## Exercise
With the images removed, write out every line below exactly.

++++++

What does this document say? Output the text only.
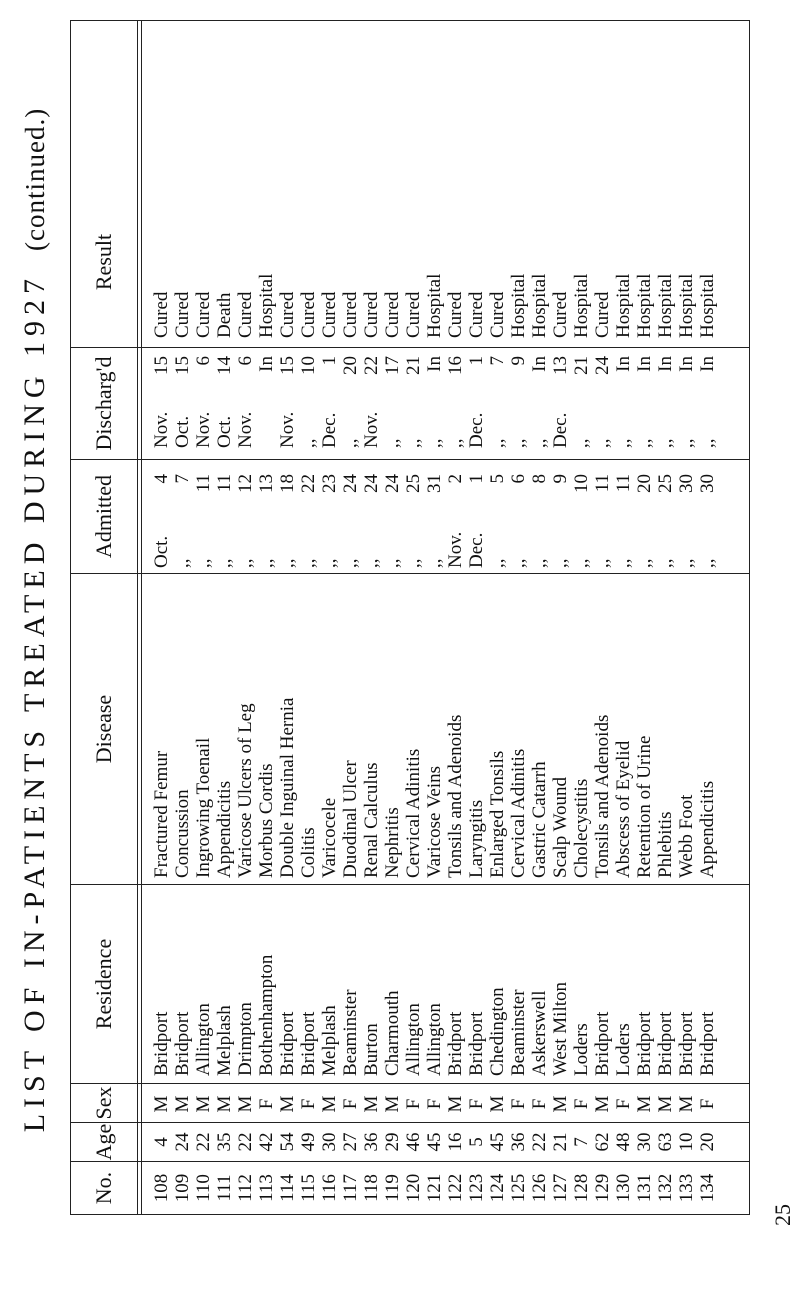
LIST OF IN-PATIENTS TREATED DURING 1927
(continued.)
No.
Age
Sex
Residence
Disease
Admitted
Discharg'd
Result
108
4
M
Bridport
Fractured Femur
Oct.
4
Nov.
15
Cured
109
24
M
Bridport
Concussion
,,
7
Oct.
15
Cured
110
22
M
Allington
Ingrowing Toenail
,,
11
Nov.
6
Cured
111
35
M
Melplash
Appendicitis
,,
11
Oct.
14
Death
112
22
M
Drimpton
Varicose Ulcers of Leg
,,
12
Nov.
6
Cured
113
42
F
Bothenhampton
Morbus Cordis
,,
13
In
Hospital
114
54
M
Bridport
Double Inguinal Hernia
,,
18
Nov.
15
Cured
115
49
F
Bridport
Colitis
,,
22
,,
10
Cured
116
30
M
Melplash
Varicocele
,,
23
Dec.
1
Cured
117
27
F
Beaminster
Duodinal Ulcer
,,
24
,,
20
Cured
118
36
M
Burton
Renal Calculus
,,
24
Nov.
22
Cured
119
29
M
Charmouth
Nephritis
,,
24
,,
17
Cured
120
46
F
Allington
Cervical Adinitis
,,
25
,,
21
Cured
121
45
F
Allington
Varicose Veins
,,
31
,,
In
Hospital
122
16
M
Bridport
Tonsils and Adenoids
Nov.
2
,,
16
Cured
123
5
F
Bridport
Laryngitis
Dec.
1
Dec.
1
Cured
124
45
M
Chedington
Enlarged Tonsils
,,
5
,,
7
Cured
125
36
F
Beaminster
Cervical Adinitis
,,
6
,,
9
Hospital
126
22
F
Askerswell
Gastric Catarrh
,,
8
,,
In
Hospital
127
21
M
West Milton
Scalp Wound
,,
9
Dec.
13
Cured
128
7
F
Loders
Cholecystitis
,,
10
,,
21
Hospital
129
62
M
Bridport
Tonsils and Adenoids
,,
11
,,
24
Cured
130
48
F
Loders
Abscess of Eyelid
,,
11
,,
In
Hospital
131
30
M
Bridport
Retention of Urine
,,
20
,,
In
Hospital
132
63
M
Bridport
Phlebitis
,,
25
,,
In
Hospital
133
10
M
Bridport
Webb Foot
,,
30
,,
In
Hospital
134
20
F
Bridport
Appendicitis
,,
30
,,
In
Hospital
25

++++++

## Answer to the problem
What does this document say? Output the text only.
LIST OF IN-PATIENTS TREATED DURING 1927
(continued.)
No.
Age
Sex
Residence
Disease
Admitted
Discharg'd
Result
108
4
M
Bridport
Fractured Femur
Oct.
4
Nov.
15
Cured
109
24
M
Bridport
Concussion
,,
7
Oct.
15
Cured
110
22
M
Allington
Ingrowing Toenail
,,
11
Nov.
6
Cured
111
35
M
Melplash
Appendicitis
,,
11
Oct.
14
Death
112
22
M
Drimpton
Varicose Ulcers of Leg
,,
12
Nov.
6
Cured
113
42
F
Bothenhampton
Morbus Cordis
,,
13
In
Hospital
114
54
M
Bridport
Double Inguinal Hernia
,,
18
Nov.
15
Cured
115
49
F
Bridport
Colitis
,,
22
,,
10
Cured
116
30
M
Melplash
Varicocele
,,
23
Dec.
1
Cured
117
27
F
Beaminster
Duodinal Ulcer
,,
24
,,
20
Cured
118
36
M
Burton
Renal Calculus
,,
24
Nov.
22
Cured
119
29
M
Charmouth
Nephritis
,,
24
,,
17
Cured
120
46
F
Allington
Cervical Adinitis
,,
25
,,
21
Cured
121
45
F
Allington
Varicose Veins
,,
31
,,
In
Hospital
122
16
M
Bridport
Tonsils and Adenoids
Nov.
2
,,
16
Cured
123
5
F
Bridport
Laryngitis
Dec.
1
Dec.
1
Cured
124
45
M
Chedington
Enlarged Tonsils
,,
5
,,
7
Cured
125
36
F
Beaminster
Cervical Adinitis
,,
6
,,
9
Hospital
126
22
F
Askerswell
Gastric Catarrh
,,
8
,,
In
Hospital
127
21
M
West Milton
Scalp Wound
,,
9
Dec.
13
Cured
128
7
F
Loders
Cholecystitis
,,
10
,,
21
Hospital
129
62
M
Bridport
Tonsils and Adenoids
,,
11
,,
24
Cured
130
48
F
Loders
Abscess of Eyelid
,,
11
,,
In
Hospital
131
30
M
Bridport
Retention of Urine
,,
20
,,
In
Hospital
132
63
M
Bridport
Phlebitis
,,
25
,,
In
Hospital
133
10
M
Bridport
Webb Foot
,,
30
,,
In
Hospital
134
20
F
Bridport
Appendicitis
,,
30
,,
In
Hospital
25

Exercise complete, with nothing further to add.